-------- RECORD SET
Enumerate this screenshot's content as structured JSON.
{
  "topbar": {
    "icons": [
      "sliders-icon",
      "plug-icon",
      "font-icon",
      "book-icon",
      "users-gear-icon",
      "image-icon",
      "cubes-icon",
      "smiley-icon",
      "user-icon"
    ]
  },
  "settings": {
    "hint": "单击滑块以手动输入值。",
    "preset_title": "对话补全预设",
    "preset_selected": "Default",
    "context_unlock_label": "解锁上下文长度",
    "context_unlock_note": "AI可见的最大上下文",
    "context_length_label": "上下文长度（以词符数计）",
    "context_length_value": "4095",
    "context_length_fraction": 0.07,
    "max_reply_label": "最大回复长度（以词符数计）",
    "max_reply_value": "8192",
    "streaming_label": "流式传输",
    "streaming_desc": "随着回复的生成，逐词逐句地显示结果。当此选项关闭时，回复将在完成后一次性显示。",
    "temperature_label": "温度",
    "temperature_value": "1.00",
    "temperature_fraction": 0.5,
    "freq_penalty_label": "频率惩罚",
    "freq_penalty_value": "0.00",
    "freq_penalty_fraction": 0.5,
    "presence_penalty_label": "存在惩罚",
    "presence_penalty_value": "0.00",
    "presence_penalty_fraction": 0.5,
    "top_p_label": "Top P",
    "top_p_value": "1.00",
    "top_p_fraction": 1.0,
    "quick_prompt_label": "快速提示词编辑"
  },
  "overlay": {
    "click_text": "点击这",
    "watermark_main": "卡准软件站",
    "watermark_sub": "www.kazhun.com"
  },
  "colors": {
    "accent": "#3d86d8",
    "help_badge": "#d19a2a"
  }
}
----------------
STATED EXERCISE: Every line of the data above should be copied exactly.

FINAL RESULT:
Enumerate this screenshot's content as structured JSON.
{
  "topbar": {
    "icons": [
      "sliders-icon",
      "plug-icon",
      "font-icon",
      "book-icon",
      "users-gear-icon",
      "image-icon",
      "cubes-icon",
      "smiley-icon",
      "user-icon"
    ]
  },
  "settings": {
    "hint": "单击滑块以手动输入值。",
    "preset_title": "对话补全预设",
    "preset_selected": "Default",
    "context_unlock_label": "解锁上下文长度",
    "context_unlock_note": "AI可见的最大上下文",
    "context_length_label": "上下文长度（以词符数计）",
    "context_length_value": "4095",
    "context_length_fraction": 0.07,
    "max_reply_label": "最大回复长度（以词符数计）",
    "max_reply_value": "8192",
    "streaming_label": "流式传输",
    "streaming_desc": "随着回复的生成，逐词逐句地显示结果。当此选项关闭时，回复将在完成后一次性显示。",
    "temperature_label": "温度",
    "temperature_value": "1.00",
    "temperature_fraction": 0.5,
    "freq_penalty_label": "频率惩罚",
    "freq_penalty_value": "0.00",
    "freq_penalty_fraction": 0.5,
    "presence_penalty_label": "存在惩罚",
    "presence_penalty_value": "0.00",
    "presence_penalty_fraction": 0.5,
    "top_p_label": "Top P",
    "top_p_value": "1.00",
    "top_p_fraction": 1.0,
    "quick_prompt_label": "快速提示词编辑"
  },
  "overlay": {
    "click_text": "点击这",
    "watermark_main": "卡准软件站",
    "watermark_sub": "www.kazhun.com"
  },
  "colors": {
    "accent": "#3d86d8",
    "help_badge": "#d19a2a"
  }
}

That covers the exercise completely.